Task requirements: Transcribe the entries that follow, word for word.

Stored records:
= = = = = = =

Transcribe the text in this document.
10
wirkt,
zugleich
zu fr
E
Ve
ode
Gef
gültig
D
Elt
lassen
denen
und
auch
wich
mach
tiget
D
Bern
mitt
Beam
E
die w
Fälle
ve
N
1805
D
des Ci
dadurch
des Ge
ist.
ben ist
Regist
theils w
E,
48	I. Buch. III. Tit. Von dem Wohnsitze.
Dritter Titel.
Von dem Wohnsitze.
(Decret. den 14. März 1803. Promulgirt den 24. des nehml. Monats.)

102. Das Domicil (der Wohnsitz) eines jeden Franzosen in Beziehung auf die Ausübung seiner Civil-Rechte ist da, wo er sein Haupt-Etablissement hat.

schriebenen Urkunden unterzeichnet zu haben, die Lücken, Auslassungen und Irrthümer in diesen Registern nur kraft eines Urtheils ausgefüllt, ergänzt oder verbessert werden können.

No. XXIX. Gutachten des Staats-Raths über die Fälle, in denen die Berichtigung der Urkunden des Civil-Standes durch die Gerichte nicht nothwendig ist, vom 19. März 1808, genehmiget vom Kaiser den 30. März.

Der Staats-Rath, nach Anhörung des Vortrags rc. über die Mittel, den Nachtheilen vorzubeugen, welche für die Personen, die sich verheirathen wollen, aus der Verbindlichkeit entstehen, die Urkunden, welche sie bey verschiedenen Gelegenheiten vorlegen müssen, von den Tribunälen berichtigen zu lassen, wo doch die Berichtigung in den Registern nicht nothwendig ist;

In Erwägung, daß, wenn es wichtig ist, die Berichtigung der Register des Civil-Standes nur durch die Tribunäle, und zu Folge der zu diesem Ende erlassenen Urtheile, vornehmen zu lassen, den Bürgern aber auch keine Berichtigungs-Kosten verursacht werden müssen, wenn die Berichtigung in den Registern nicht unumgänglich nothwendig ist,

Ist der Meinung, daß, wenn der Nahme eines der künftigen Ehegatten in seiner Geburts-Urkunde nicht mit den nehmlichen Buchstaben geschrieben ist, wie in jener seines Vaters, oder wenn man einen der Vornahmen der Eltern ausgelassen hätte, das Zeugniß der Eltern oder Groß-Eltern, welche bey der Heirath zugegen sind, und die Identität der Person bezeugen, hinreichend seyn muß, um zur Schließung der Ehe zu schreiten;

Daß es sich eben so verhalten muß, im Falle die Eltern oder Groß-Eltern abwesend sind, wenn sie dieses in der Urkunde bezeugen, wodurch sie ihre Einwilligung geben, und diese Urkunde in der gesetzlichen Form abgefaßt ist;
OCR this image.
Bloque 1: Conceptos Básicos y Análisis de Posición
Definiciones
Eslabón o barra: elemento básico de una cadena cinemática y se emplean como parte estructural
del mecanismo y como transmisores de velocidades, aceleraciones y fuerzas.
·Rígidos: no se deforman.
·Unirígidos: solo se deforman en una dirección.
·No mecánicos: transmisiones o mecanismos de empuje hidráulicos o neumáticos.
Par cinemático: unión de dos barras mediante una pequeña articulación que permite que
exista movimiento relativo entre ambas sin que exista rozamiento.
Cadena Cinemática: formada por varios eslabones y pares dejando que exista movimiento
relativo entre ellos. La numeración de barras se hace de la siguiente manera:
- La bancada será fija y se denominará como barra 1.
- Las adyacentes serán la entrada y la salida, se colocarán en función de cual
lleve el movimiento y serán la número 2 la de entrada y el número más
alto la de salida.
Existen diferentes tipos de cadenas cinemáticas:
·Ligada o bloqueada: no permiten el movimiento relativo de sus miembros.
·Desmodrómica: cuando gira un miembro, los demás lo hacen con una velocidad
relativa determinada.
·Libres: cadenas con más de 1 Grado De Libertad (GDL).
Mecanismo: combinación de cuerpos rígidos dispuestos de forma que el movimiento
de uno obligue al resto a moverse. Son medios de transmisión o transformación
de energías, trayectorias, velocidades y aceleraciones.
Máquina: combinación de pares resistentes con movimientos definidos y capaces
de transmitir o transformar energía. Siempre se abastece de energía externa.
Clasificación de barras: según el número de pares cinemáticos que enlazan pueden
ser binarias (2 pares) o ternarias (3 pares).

= = = = = = =

The reply:
Transcribe the text in this document.
10
wirkt,
zugleich
zu fr
E
Ve
ode
Gef
gültig
D
Elt
lassen
denen
und
auch
wich
mach
tiget
D
Bern
mitt
Beam
E
die w
Fälle
ve
N
1805
D
des Ci
dadurch
des Ge
ist.
ben ist
Regist
theils w
E,
48	I. Buch. III. Tit. Von dem Wohnsitze.
Dritter Titel.
Von dem Wohnsitze.
(Decret. den 14. März 1803. Promulgirt den 24. des nehml. Monats.)

102. Das Domicil (der Wohnsitz) eines jeden Franzosen in Beziehung auf die Ausübung seiner Civil-Rechte ist da, wo er sein Haupt-Etablissement hat.

schriebenen Urkunden unterzeichnet zu haben, die Lücken, Auslassungen und Irrthümer in diesen Registern nur kraft eines Urtheils ausgefüllt, ergänzt oder verbessert werden können.

No. XXIX. Gutachten des Staats-Raths über die Fälle, in denen die Berichtigung der Urkunden des Civil-Standes durch die Gerichte nicht nothwendig ist, vom 19. März 1808, genehmiget vom Kaiser den 30. März.

Der Staats-Rath, nach Anhörung des Vortrags rc. über die Mittel, den Nachtheilen vorzubeugen, welche für die Personen, die sich verheirathen wollen, aus der Verbindlichkeit entstehen, die Urkunden, welche sie bey verschiedenen Gelegenheiten vorlegen müssen, von den Tribunälen berichtigen zu lassen, wo doch die Berichtigung in den Registern nicht nothwendig ist;

In Erwägung, daß, wenn es wichtig ist, die Berichtigung der Register des Civil-Standes nur durch die Tribunäle, und zu Folge der zu diesem Ende erlassenen Urtheile, vornehmen zu lassen, den Bürgern aber auch keine Berichtigungs-Kosten verursacht werden müssen, wenn die Berichtigung in den Registern nicht unumgänglich nothwendig ist,

Ist der Meinung, daß, wenn der Nahme eines der künftigen Ehegatten in seiner Geburts-Urkunde nicht mit den nehmlichen Buchstaben geschrieben ist, wie in jener seines Vaters, oder wenn man einen der Vornahmen der Eltern ausgelassen hätte, das Zeugniß der Eltern oder Groß-Eltern, welche bey der Heirath zugegen sind, und die Identität der Person bezeugen, hinreichend seyn muß, um zur Schließung der Ehe zu schreiten;

Daß es sich eben so verhalten muß, im Falle die Eltern oder Groß-Eltern abwesend sind, wenn sie dieses in der Urkunde bezeugen, wodurch sie ihre Einwilligung geben, und diese Urkunde in der gesetzlichen Form abgefaßt ist;
OCR this image.
Bloque 1: Conceptos Básicos y Análisis de Posición
Definiciones
Eslabón o barra: elemento básico de una cadena cinemática y se emplean como parte estructural
del mecanismo y como transmisores de velocidades, aceleraciones y fuerzas.
·Rígidos: no se deforman.
·Unirígidos: solo se deforman en una dirección.
·No mecánicos: transmisiones o mecanismos de empuje hidráulicos o neumáticos.
Par cinemático: unión de dos barras mediante una pequeña articulación que permite que
exista movimiento relativo entre ambas sin que exista rozamiento.
Cadena Cinemática: formada por varios eslabones y pares dejando que exista movimiento
relativo entre ellos. La numeración de barras se hace de la siguiente manera:
- La bancada será fija y se denominará como barra 1.
- Las adyacentes serán la entrada y la salida, se colocarán en función de cual
lleve el movimiento y serán la número 2 la de entrada y el número más
alto la de salida.
Existen diferentes tipos de cadenas cinemáticas:
·Ligada o bloqueada: no permiten el movimiento relativo de sus miembros.
·Desmodrómica: cuando gira un miembro, los demás lo hacen con una velocidad
relativa determinada.
·Libres: cadenas con más de 1 Grado De Libertad (GDL).
Mecanismo: combinación de cuerpos rígidos dispuestos de forma que el movimiento
de uno obligue al resto a moverse. Son medios de transmisión o transformación
de energías, trayectorias, velocidades y aceleraciones.
Máquina: combinación de pares resistentes con movimientos definidos y capaces
de transmitir o transformar energía. Siempre se abastece de energía externa.
Clasificación de barras: según el número de pares cinemáticos que enlazan pueden
ser binarias (2 pares) o ternarias (3 pares).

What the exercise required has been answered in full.